Start of Excerpted records

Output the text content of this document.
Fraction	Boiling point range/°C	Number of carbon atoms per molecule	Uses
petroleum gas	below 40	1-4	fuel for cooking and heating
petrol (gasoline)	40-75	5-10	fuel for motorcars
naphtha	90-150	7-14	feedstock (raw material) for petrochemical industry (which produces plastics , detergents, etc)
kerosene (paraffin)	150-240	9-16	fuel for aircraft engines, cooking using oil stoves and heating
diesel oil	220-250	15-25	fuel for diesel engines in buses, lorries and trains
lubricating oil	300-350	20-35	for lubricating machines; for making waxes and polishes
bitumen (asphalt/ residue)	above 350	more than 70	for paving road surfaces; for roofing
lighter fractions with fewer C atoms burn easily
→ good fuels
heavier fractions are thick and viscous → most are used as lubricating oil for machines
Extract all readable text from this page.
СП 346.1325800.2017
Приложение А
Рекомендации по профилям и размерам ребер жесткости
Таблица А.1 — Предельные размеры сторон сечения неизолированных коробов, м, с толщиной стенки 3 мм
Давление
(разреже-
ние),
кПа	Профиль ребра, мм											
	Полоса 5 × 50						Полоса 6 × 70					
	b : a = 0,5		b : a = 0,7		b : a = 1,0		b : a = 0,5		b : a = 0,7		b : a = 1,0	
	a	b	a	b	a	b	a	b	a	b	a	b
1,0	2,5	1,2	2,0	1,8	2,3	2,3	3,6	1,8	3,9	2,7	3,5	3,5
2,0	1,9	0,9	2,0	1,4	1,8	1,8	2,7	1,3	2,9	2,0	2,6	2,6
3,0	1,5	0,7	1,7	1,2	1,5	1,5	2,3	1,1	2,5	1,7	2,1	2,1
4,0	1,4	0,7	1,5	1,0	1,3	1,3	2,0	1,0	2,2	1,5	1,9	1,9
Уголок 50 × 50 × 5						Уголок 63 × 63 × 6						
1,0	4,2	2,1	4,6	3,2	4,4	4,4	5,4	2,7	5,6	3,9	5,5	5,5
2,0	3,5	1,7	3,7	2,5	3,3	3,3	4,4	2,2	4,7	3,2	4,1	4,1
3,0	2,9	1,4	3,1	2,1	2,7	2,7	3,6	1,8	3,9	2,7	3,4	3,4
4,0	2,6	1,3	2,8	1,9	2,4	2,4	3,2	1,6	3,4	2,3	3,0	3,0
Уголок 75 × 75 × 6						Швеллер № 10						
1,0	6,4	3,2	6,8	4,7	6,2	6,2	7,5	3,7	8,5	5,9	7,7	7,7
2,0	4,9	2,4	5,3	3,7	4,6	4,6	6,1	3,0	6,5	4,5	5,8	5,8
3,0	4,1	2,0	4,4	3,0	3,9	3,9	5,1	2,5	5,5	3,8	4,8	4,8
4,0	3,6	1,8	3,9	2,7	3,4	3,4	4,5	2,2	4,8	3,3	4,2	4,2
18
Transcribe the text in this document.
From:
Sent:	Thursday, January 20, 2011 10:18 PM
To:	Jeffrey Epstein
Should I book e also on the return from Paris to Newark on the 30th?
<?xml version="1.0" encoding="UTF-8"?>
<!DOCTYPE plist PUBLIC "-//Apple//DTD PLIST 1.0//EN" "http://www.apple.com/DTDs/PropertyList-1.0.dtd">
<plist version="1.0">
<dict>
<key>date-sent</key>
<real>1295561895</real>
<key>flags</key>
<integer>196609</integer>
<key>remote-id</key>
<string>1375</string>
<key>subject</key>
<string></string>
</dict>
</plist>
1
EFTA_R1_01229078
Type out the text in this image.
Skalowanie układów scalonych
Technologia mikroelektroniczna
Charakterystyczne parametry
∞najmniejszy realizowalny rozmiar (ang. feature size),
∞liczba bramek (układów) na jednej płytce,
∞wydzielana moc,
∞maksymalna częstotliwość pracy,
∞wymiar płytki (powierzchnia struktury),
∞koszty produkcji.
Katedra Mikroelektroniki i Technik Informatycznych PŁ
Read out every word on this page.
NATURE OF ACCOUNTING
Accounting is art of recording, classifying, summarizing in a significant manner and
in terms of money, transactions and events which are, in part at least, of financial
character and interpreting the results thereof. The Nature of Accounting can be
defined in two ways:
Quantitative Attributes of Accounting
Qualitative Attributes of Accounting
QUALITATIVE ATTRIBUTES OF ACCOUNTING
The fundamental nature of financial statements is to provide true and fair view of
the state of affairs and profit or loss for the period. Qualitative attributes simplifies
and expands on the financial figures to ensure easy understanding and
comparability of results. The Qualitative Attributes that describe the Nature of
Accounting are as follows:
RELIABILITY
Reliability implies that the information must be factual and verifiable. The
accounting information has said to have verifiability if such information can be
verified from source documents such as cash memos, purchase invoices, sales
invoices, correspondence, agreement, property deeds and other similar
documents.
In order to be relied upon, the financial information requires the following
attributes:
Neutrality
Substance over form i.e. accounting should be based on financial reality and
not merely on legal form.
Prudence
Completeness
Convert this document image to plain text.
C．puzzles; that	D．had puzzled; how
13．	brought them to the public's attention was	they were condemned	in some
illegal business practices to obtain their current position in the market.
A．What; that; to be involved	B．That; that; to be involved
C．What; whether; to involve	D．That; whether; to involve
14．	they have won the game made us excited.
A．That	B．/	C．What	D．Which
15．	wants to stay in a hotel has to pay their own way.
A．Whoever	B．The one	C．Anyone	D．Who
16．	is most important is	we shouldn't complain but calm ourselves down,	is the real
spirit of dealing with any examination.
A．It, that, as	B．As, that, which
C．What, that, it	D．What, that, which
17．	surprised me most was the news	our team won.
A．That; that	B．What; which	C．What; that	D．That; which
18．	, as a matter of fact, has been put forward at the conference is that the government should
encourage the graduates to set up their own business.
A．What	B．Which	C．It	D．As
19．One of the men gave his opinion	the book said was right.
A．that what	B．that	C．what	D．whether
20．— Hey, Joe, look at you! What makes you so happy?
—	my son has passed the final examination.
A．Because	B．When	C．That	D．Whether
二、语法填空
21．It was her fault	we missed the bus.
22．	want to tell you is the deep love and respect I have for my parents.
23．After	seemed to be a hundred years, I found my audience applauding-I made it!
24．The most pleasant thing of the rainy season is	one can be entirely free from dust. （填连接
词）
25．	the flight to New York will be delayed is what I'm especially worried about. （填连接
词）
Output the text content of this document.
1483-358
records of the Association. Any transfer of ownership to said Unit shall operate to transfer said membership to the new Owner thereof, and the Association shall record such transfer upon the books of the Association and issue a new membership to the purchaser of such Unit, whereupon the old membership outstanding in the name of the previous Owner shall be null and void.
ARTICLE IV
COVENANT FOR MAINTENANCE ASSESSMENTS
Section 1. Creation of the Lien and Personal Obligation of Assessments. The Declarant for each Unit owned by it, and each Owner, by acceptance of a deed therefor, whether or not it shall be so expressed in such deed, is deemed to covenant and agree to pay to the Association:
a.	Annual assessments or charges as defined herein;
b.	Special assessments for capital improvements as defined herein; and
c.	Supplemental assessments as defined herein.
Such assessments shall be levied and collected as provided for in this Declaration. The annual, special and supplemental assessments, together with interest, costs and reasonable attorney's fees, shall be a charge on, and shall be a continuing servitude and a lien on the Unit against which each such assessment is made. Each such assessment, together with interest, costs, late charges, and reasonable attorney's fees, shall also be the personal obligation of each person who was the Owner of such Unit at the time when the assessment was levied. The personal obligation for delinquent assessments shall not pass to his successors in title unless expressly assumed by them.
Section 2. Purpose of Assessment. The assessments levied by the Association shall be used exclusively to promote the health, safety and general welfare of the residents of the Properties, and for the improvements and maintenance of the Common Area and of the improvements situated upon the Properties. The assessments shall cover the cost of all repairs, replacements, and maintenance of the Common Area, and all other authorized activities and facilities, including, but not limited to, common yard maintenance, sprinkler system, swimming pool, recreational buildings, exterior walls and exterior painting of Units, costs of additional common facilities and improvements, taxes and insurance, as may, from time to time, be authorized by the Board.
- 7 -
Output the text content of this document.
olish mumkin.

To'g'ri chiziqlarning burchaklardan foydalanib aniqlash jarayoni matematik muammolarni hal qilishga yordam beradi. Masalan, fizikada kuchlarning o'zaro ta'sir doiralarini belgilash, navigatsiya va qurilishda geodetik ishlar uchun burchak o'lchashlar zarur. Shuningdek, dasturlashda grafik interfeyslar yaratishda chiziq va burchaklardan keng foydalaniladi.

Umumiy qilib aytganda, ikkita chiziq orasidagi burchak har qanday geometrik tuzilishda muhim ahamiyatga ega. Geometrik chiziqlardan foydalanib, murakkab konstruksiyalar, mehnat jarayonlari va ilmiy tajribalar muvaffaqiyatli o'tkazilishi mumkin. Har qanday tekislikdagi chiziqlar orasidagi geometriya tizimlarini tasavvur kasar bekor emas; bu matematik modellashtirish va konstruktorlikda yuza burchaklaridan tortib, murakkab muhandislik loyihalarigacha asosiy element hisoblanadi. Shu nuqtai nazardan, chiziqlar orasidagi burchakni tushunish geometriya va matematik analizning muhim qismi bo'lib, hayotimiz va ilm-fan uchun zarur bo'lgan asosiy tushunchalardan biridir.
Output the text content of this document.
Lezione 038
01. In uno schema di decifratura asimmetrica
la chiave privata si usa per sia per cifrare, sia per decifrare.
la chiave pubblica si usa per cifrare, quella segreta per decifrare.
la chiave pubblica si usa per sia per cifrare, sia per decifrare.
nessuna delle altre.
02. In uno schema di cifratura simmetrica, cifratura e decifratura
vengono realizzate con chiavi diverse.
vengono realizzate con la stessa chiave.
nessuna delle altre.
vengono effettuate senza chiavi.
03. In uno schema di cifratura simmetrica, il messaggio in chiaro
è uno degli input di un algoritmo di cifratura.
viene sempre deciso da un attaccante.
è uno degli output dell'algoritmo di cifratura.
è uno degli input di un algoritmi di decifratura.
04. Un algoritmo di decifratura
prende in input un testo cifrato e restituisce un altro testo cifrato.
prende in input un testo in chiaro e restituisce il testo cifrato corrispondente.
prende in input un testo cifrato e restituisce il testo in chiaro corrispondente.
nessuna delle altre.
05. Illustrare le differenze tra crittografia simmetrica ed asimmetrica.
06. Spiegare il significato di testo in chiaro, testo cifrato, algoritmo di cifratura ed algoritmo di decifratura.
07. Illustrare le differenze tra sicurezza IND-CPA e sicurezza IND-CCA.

End of Excerpted records

* Aim of the exercise: Scan the material line by line and report each one that contains "foydalanib".

* Written solution:
To'g'ri chiziqlarning burchaklardan foydalanib aniqlash jarayoni matematik muammolarni hal qilishga yordam beradi. Masalan, fizikada kuchlarning o'zaro ta'sir doiralarini belgilash, navigatsiya va qurilishda geodetik ishlar uchun burchak o'lchashlar zarur. Shuningdek, dasturlashda grafik interfeyslar yaratishda chiziq va burchaklardan keng foydalaniladi.
Umumiy qilib aytganda, ikkita chiziq orasidagi burchak har qanday geometrik tuzilishda muhim ahamiyatga ega. Geometrik chiziqlardan foydalanib, murakkab konstruksiyalar, mehnat jarayonlari va ilmiy tajribalar muvaffaqiyatli o'tkazilishi mumkin. Har qanday tekislikdagi chiziqlar orasidagi geometriya tizimlarini tasavvur kasar bekor emas; bu matematik modellashtirish va konstruktorlikda yuza burchaklaridan tortib, murakkab muhandislik loyihalarigacha asosiy element hisoblanadi. Shu nuqtai nazardan, chiziqlar orasidagi burchakni tushunish geometriya va matematik analizning muhim qismi bo'lib, hayotimiz va ilm-fan uchun zarur bo'lgan asosiy tushunchalardan biridir.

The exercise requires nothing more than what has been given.